_PROVIDED ENTRIES_
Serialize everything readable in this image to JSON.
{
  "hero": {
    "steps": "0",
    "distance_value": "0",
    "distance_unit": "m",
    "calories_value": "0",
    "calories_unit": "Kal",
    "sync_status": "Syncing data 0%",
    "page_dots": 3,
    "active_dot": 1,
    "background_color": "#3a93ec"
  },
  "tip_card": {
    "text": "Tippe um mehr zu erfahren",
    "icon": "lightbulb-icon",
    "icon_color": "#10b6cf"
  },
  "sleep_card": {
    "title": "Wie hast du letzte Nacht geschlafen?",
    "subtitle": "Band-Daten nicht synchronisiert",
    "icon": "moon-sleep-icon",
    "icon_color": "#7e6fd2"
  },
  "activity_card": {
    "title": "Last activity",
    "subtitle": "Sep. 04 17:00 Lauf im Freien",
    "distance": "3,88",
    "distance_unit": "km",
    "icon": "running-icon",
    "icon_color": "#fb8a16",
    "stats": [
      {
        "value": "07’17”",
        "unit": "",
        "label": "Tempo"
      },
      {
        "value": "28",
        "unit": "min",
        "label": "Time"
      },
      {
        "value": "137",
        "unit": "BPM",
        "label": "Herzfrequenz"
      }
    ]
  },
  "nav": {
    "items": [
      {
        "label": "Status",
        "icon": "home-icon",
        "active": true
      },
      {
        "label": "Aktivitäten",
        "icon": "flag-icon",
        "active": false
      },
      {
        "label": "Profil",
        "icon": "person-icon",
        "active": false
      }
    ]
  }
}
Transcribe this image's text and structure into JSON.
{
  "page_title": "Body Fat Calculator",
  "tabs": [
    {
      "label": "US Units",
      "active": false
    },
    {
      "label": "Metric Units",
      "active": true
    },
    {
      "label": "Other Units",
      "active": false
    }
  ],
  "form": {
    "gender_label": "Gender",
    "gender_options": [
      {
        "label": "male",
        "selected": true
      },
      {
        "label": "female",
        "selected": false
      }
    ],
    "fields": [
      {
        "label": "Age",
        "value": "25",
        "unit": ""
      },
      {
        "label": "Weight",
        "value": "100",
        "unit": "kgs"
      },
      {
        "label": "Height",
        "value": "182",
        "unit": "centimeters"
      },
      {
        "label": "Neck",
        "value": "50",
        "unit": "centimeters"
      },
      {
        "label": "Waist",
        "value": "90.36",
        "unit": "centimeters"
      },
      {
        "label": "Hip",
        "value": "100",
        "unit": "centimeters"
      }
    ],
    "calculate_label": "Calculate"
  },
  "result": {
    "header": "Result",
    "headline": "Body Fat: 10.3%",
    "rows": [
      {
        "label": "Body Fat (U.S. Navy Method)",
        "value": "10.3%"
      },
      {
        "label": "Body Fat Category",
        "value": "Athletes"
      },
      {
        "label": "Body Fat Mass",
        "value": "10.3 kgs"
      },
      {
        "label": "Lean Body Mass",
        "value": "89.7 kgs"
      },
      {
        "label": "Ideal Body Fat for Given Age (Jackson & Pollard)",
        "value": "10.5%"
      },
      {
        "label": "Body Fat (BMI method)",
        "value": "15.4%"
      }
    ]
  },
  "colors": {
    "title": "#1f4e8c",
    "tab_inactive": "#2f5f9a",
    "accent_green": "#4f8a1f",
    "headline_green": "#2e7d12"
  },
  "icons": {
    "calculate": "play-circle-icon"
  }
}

_YOUR INSTRUCTIONS_
Whenever "Mass" turns up in a line, pick that line out.

_SOLUTION TO THE EXERCISE_
        "label": "Body Fat Mass",
        "label": "Lean Body Mass",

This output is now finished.